Task input:
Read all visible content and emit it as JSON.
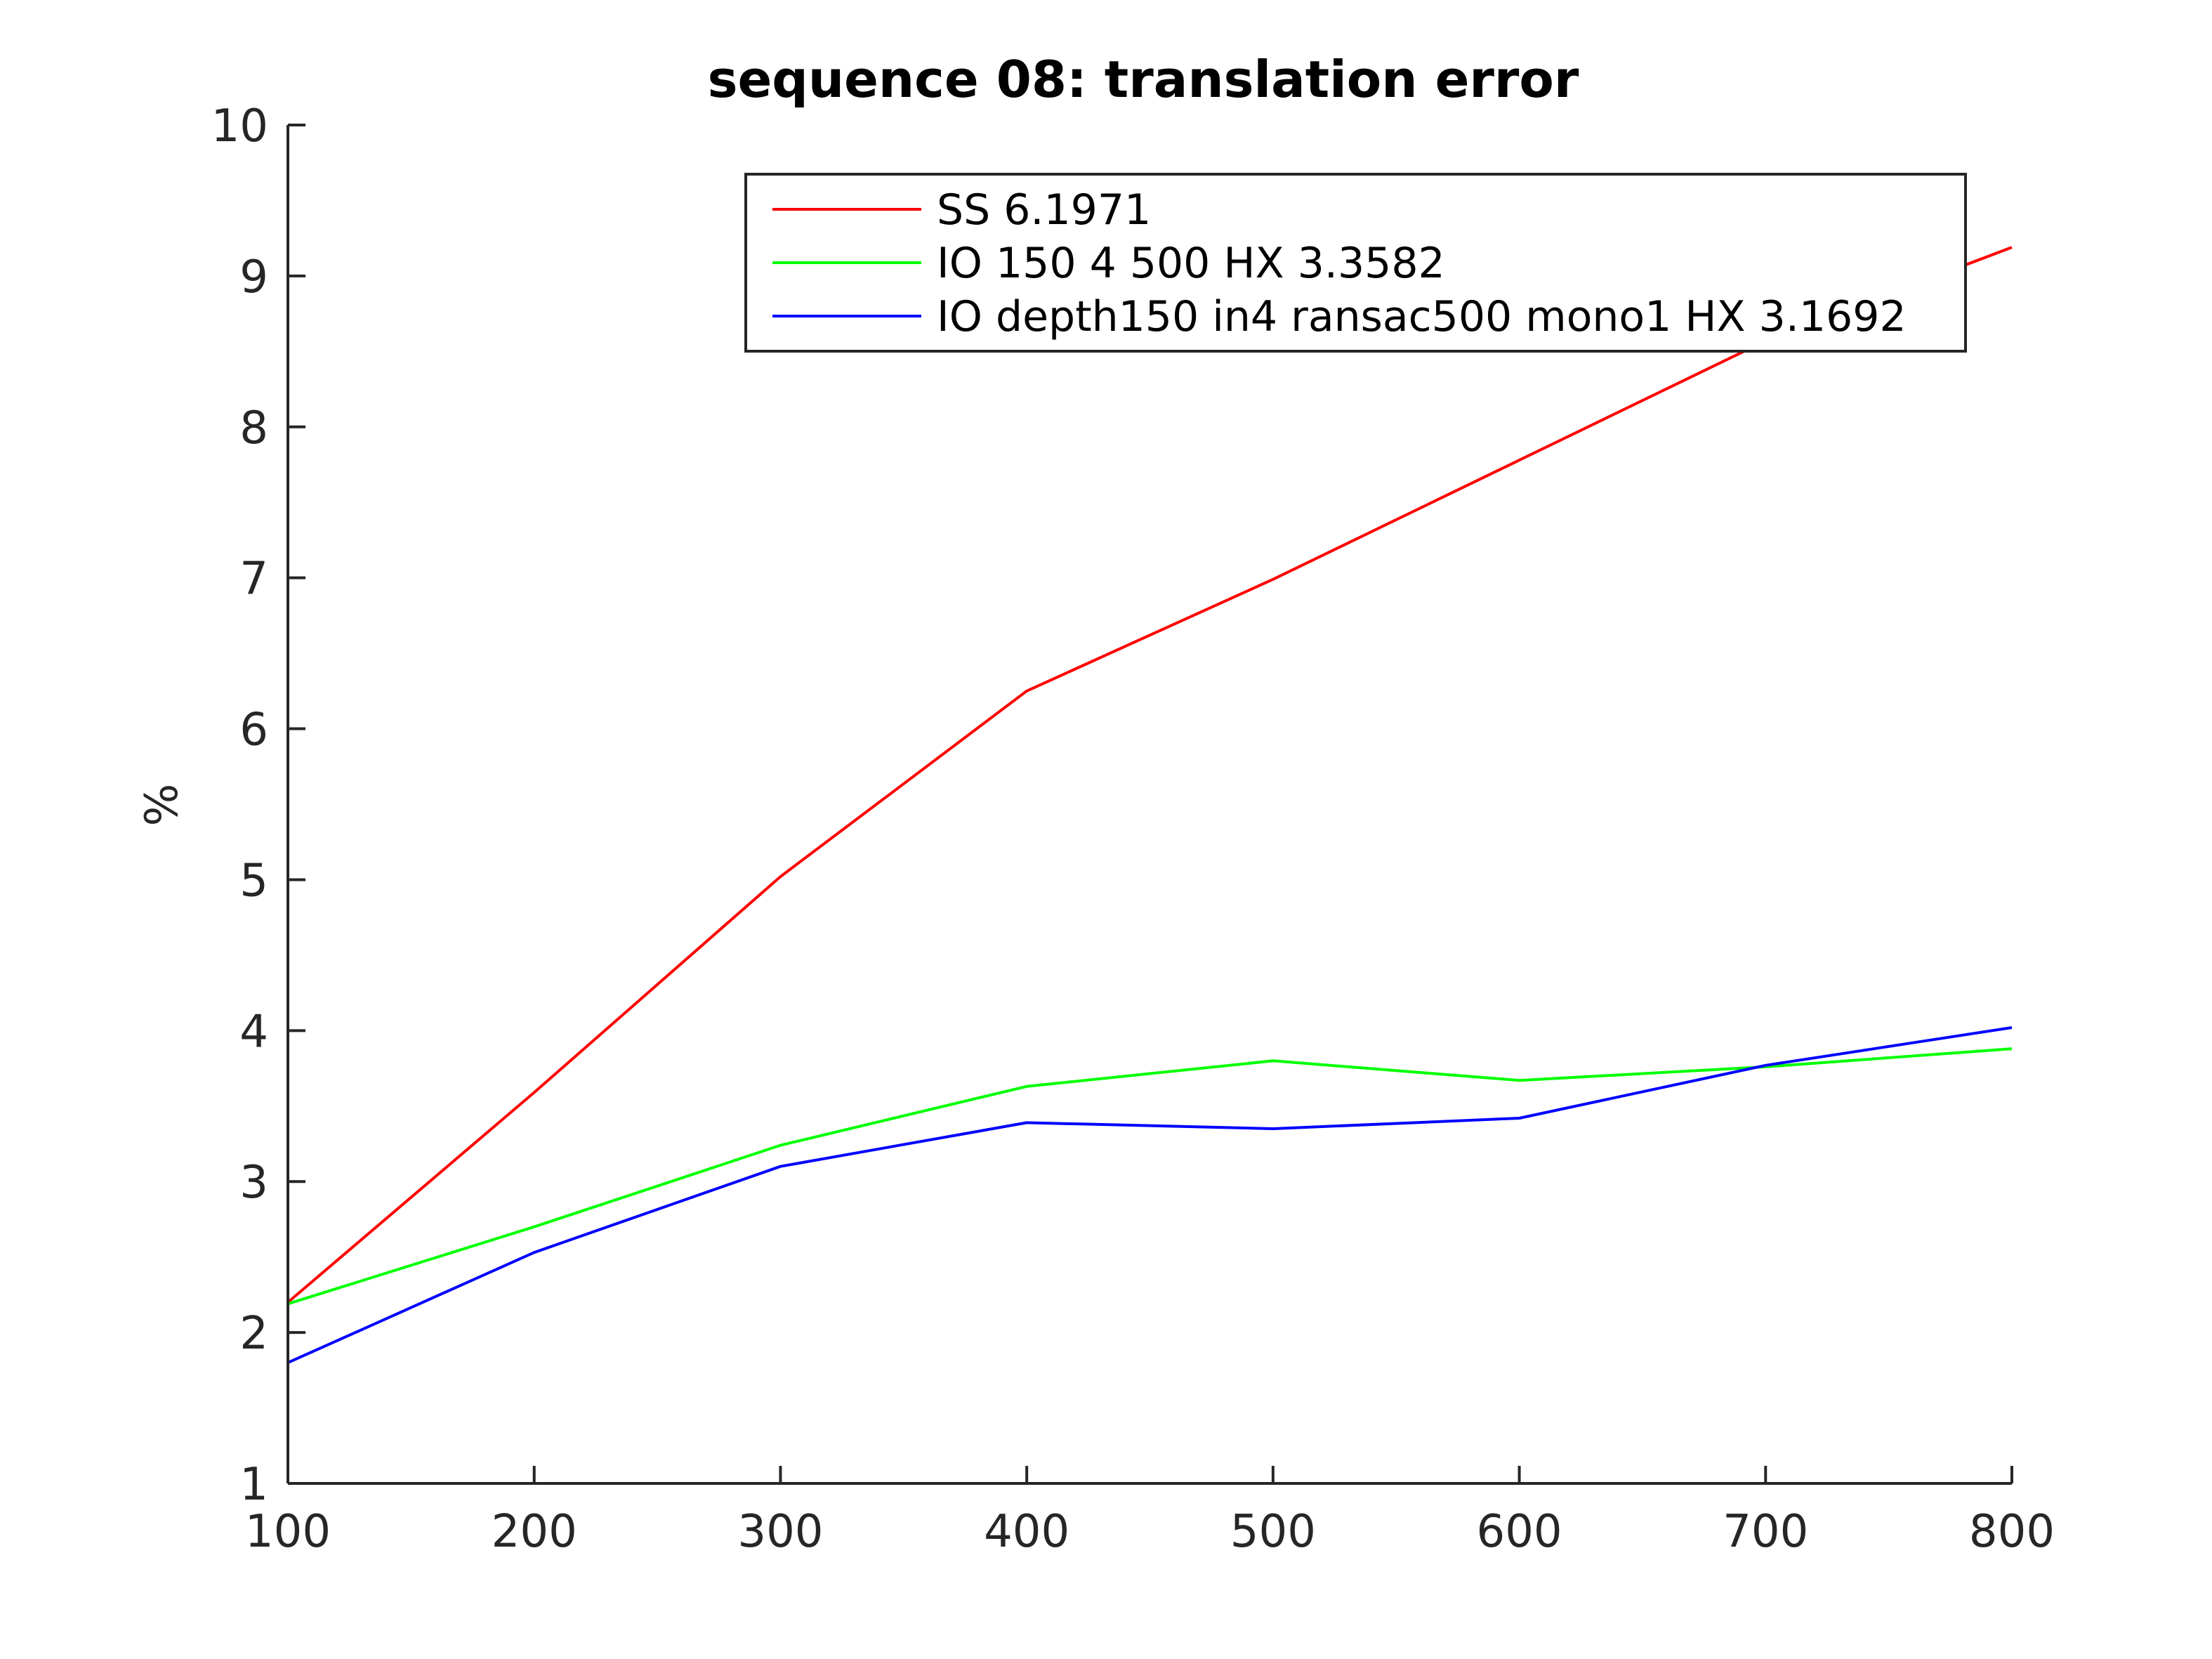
{
  "chart_data": {
    "type": "line",
    "title": "sequence 08: translation error",
    "xlabel": "",
    "ylabel": "%",
    "xlim": [
      100,
      800
    ],
    "ylim": [
      1,
      10
    ],
    "xticks": [
      100,
      200,
      300,
      400,
      500,
      600,
      700,
      800
    ],
    "yticks": [
      1,
      2,
      3,
      4,
      5,
      6,
      7,
      8,
      9,
      10
    ],
    "grid": false,
    "legend_position": "top-right",
    "x": [
      100,
      200,
      300,
      400,
      500,
      600,
      700,
      800
    ],
    "series": [
      {
        "name": "SS 6.1971",
        "color": "#ff0000",
        "values": [
          2.2,
          3.59,
          5.02,
          6.25,
          6.99,
          7.78,
          8.57,
          9.19
        ]
      },
      {
        "name": "IO 150 4 500 HX 3.3582",
        "color": "#00ff00",
        "values": [
          2.19,
          2.7,
          3.24,
          3.63,
          3.8,
          3.67,
          3.76,
          3.88
        ]
      },
      {
        "name": "IO depth150 in4 ransac500 mono1 HX 3.1692",
        "color": "#0000ff",
        "values": [
          1.8,
          2.53,
          3.1,
          3.39,
          3.35,
          3.42,
          3.77,
          4.02
        ]
      }
    ]
  }
}
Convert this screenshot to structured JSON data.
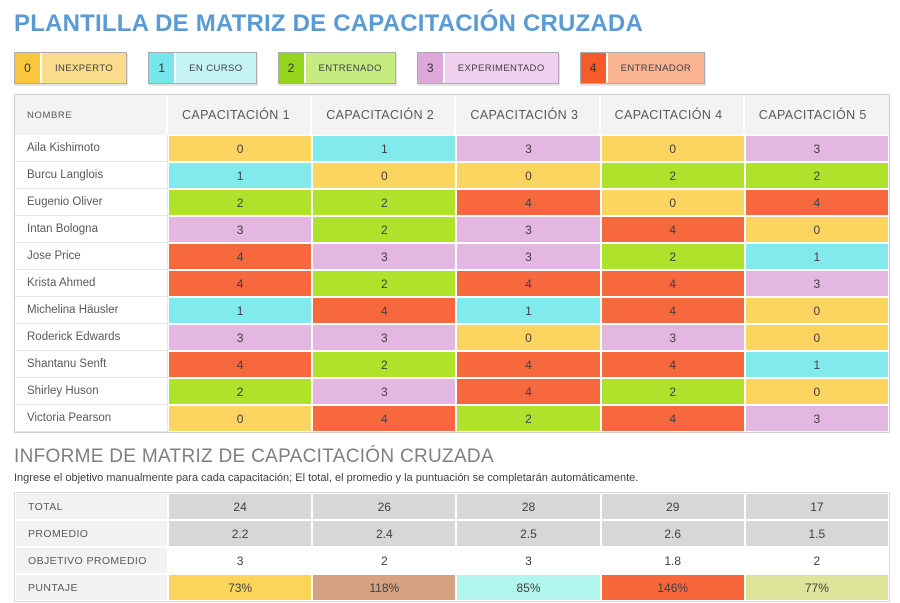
{
  "title": "PLANTILLA DE MATRIZ DE CAPACITACIÓN CRUZADA",
  "colors": {
    "title_blue": "#5B9BD5",
    "levels": {
      "0": {
        "cell": "#FBD560",
        "num": "#FAC63E",
        "label_bg": "#FBDC8C"
      },
      "1": {
        "cell": "#82EAED",
        "num": "#75E6EB",
        "label_bg": "#C6F4F6"
      },
      "2": {
        "cell": "#AEE22B",
        "num": "#94D41C",
        "label_bg": "#C6EB80"
      },
      "3": {
        "cell": "#E3B7E1",
        "num": "#DFA8DC",
        "label_bg": "#F0D0EE"
      },
      "4": {
        "cell": "#F8683E",
        "num": "#F75B2B",
        "label_bg": "#FBB491"
      }
    }
  },
  "legend": [
    {
      "value": "0",
      "label": "INEXPERTO"
    },
    {
      "value": "1",
      "label": "EN CURSO"
    },
    {
      "value": "2",
      "label": "ENTRENADO"
    },
    {
      "value": "3",
      "label": "EXPERIMENTADO"
    },
    {
      "value": "4",
      "label": "ENTRENADOR"
    }
  ],
  "matrix": {
    "name_header": "NOMBRE",
    "column_headers": [
      "CAPACITACIÓN 1",
      "CAPACITACIÓN 2",
      "CAPACITACIÓN 3",
      "CAPACITACIÓN 4",
      "CAPACITACIÓN 5"
    ],
    "rows": [
      {
        "name": "Aila Kishimoto",
        "values": [
          0,
          1,
          3,
          0,
          3
        ]
      },
      {
        "name": "Burcu Langlois",
        "values": [
          1,
          0,
          0,
          2,
          2
        ]
      },
      {
        "name": "Eugenio Oliver",
        "values": [
          2,
          2,
          4,
          0,
          4
        ]
      },
      {
        "name": "Intan Bologna",
        "values": [
          3,
          2,
          3,
          4,
          0
        ]
      },
      {
        "name": "Jose Price",
        "values": [
          4,
          3,
          3,
          2,
          1
        ]
      },
      {
        "name": "Krista Ahmed",
        "values": [
          4,
          2,
          4,
          4,
          3
        ]
      },
      {
        "name": "Michelina Häusler",
        "values": [
          1,
          4,
          1,
          4,
          0
        ]
      },
      {
        "name": "Roderick Edwards",
        "values": [
          3,
          3,
          0,
          3,
          0
        ]
      },
      {
        "name": "Shantanu Senft",
        "values": [
          4,
          2,
          4,
          4,
          1
        ]
      },
      {
        "name": "Shirley Huson",
        "values": [
          2,
          3,
          4,
          2,
          0
        ]
      },
      {
        "name": "Victoria Pearson",
        "values": [
          0,
          4,
          2,
          4,
          3
        ]
      }
    ]
  },
  "report": {
    "title": "INFORME DE MATRIZ DE CAPACITACIÓN CRUZADA",
    "subtitle": "Ingrese el objetivo manualmente para cada capacitación; El total, el promedio y la puntuación se completarán automáticamente.",
    "rows": [
      {
        "label": "TOTAL",
        "style": "gray",
        "editable": false,
        "values": [
          "24",
          "26",
          "28",
          "29",
          "17"
        ]
      },
      {
        "label": "PROMEDIO",
        "style": "gray",
        "editable": false,
        "values": [
          "2.2",
          "2.4",
          "2.5",
          "2.6",
          "1.5"
        ]
      },
      {
        "label": "OBJETIVO PROMEDIO",
        "style": "white",
        "editable": true,
        "values": [
          "3",
          "2",
          "3",
          "1.8",
          "2"
        ]
      },
      {
        "label": "PUNTAJE",
        "style": "score",
        "editable": false,
        "values": [
          "73%",
          "118%",
          "85%",
          "146%",
          "77%"
        ],
        "cell_colors": [
          "#FBD45A",
          "#D7A183",
          "#B2F5EF",
          "#F8663C",
          "#DFE49B"
        ]
      }
    ]
  }
}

Description of the task: Look through the records and gather each line with the word "style".

Solution to this exercise:
        "style": "gray",
        "style": "gray",
        "style": "white",
        "style": "score",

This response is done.